- _TASK STATEMENT_:
Return the lines below that carry the word "measured".

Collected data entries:
=======
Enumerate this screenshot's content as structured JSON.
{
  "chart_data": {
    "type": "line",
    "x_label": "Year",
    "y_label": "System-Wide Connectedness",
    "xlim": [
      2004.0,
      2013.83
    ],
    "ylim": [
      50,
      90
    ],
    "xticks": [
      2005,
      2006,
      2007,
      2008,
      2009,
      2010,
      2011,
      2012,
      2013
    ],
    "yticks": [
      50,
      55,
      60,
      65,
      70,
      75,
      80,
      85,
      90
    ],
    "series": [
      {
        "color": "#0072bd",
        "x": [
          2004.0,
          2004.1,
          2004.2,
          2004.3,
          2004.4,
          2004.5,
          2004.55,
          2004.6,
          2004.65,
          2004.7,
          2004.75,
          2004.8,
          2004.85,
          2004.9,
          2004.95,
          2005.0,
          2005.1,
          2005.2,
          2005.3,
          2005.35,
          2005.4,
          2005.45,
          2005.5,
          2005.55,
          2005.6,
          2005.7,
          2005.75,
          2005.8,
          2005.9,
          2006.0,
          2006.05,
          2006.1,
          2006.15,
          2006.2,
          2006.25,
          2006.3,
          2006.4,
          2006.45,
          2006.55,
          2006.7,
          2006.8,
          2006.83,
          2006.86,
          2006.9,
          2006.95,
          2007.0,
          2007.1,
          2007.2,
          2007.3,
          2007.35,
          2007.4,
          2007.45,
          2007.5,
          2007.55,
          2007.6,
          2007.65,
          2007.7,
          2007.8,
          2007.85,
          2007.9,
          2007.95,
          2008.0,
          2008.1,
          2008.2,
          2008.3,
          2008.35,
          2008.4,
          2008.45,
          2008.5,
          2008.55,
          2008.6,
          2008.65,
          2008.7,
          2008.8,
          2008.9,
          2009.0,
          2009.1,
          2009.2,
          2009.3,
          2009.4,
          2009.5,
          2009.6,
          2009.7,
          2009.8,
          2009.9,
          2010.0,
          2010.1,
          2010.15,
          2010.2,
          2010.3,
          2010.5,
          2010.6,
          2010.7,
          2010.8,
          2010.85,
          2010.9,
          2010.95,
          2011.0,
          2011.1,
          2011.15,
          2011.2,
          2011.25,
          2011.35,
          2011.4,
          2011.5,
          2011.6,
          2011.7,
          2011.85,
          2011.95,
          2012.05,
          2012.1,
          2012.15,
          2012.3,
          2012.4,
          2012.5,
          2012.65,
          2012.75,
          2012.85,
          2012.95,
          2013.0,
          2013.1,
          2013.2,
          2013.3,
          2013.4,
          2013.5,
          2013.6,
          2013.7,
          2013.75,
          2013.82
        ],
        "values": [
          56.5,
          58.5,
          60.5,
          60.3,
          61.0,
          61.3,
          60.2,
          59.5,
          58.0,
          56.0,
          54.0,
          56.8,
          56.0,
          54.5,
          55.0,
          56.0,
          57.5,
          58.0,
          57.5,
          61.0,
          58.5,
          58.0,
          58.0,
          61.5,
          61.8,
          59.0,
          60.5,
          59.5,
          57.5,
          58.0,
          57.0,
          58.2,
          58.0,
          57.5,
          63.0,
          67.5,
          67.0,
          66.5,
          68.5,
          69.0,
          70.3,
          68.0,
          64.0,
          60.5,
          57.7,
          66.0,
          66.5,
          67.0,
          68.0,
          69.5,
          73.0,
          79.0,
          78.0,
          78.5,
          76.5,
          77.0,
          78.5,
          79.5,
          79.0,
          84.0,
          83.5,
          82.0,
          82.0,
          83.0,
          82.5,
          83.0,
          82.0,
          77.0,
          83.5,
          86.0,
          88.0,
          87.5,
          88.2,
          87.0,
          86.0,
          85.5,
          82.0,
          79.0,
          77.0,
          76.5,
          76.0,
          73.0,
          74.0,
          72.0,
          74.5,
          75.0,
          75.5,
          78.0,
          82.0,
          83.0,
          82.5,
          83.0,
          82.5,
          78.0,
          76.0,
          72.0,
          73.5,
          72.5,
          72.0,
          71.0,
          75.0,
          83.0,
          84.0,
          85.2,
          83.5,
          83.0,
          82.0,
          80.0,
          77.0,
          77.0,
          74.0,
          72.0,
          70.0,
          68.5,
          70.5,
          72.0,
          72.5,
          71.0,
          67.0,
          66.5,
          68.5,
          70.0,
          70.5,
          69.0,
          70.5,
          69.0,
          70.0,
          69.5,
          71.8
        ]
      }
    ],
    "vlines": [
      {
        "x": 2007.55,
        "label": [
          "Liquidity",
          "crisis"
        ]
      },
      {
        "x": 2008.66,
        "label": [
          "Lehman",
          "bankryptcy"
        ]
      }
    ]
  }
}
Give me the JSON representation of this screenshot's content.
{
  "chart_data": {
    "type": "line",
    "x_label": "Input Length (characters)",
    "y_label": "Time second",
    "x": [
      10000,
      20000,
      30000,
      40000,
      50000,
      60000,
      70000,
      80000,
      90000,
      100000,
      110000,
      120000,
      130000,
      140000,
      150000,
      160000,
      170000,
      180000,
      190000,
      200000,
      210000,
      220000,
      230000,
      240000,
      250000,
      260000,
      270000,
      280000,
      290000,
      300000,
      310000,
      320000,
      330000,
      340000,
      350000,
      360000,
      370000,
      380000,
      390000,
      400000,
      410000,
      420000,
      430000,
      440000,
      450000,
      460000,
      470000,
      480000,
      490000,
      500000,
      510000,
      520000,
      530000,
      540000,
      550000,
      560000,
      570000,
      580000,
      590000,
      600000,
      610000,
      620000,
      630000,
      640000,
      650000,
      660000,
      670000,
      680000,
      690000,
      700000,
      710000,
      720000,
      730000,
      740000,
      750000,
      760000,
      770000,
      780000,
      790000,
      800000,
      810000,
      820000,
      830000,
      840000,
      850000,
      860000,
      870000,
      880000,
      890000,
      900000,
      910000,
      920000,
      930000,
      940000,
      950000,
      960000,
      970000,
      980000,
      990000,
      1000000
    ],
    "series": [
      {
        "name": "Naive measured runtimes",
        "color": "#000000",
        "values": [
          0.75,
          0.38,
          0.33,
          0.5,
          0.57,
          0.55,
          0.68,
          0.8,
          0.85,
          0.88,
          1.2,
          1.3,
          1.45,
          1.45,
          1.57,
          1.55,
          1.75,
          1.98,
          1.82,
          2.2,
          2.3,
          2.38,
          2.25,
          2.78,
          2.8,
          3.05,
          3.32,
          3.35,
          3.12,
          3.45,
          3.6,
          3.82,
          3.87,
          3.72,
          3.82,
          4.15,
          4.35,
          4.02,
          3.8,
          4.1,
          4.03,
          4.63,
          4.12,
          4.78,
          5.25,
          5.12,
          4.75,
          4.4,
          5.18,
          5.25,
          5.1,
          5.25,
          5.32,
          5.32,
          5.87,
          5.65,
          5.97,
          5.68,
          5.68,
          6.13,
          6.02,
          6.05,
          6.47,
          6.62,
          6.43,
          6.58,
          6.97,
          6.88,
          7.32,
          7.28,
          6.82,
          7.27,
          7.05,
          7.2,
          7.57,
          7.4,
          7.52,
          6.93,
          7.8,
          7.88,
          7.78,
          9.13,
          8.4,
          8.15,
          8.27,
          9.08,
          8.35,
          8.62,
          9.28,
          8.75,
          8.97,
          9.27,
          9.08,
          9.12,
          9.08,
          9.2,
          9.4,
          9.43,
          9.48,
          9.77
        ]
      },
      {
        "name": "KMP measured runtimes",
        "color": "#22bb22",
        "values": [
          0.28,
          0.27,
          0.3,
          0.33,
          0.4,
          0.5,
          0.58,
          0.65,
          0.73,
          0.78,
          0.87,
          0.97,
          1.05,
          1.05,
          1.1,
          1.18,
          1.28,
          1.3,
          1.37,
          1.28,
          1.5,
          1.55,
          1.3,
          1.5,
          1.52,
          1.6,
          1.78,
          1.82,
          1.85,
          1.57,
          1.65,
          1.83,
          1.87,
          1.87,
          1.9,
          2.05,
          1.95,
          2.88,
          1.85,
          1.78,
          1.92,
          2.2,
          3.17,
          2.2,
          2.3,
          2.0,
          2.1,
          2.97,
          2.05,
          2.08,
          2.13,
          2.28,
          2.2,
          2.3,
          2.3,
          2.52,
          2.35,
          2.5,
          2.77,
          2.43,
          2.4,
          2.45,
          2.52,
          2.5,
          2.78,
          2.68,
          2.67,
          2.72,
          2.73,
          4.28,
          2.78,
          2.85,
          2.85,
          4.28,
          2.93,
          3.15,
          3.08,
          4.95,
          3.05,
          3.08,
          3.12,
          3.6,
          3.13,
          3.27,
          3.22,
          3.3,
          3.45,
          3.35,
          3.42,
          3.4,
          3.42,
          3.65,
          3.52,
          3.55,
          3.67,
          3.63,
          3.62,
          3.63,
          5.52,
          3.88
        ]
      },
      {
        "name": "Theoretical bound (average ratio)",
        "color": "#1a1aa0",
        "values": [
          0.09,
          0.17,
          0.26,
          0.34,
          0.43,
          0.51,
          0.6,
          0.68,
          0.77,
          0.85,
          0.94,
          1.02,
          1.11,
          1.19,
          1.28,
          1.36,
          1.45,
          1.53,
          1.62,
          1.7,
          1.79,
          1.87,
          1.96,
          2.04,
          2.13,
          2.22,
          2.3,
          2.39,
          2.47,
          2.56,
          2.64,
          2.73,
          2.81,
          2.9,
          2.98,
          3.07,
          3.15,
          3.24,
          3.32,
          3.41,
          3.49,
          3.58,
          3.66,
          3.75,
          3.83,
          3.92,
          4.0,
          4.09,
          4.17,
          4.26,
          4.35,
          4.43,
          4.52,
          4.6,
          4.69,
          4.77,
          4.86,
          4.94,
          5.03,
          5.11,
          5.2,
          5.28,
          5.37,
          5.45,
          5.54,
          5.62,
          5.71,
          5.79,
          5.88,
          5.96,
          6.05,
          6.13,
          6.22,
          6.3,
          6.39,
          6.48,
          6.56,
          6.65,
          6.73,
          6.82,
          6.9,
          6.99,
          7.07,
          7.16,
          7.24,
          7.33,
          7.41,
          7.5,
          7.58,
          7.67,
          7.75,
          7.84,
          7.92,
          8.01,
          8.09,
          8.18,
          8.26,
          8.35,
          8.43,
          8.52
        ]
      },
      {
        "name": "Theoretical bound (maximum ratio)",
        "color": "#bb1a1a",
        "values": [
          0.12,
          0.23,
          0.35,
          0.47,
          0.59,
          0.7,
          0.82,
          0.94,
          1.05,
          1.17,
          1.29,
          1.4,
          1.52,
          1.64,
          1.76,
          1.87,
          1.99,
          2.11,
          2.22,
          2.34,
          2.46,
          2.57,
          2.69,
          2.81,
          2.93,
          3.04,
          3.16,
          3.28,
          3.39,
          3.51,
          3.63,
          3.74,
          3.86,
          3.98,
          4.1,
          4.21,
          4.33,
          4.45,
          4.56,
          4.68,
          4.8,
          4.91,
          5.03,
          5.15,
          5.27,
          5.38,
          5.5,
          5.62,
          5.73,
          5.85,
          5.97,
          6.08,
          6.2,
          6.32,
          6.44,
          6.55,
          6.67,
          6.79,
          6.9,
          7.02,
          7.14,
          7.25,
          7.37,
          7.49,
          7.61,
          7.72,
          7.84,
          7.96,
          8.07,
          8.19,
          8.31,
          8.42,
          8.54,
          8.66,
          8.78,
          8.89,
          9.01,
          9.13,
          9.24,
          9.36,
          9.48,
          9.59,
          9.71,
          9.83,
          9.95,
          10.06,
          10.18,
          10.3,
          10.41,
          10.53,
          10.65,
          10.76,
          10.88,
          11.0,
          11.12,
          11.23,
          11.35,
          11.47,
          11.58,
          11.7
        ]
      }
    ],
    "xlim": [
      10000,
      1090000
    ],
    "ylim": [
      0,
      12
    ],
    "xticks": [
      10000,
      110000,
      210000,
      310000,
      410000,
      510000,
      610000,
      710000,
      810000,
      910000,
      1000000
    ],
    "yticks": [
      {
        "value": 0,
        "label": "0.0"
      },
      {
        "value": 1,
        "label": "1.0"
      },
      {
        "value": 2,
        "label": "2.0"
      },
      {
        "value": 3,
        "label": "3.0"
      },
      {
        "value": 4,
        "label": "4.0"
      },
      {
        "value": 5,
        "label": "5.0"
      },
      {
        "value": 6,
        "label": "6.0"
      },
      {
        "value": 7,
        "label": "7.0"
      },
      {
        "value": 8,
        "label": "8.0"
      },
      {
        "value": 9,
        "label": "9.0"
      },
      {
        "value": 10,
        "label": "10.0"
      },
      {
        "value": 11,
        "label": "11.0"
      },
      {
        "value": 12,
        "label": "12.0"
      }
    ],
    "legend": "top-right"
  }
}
=======
- _COMPLETED TASK_:
        "name": "Naive measured runtimes",
        "name": "KMP measured runtimes",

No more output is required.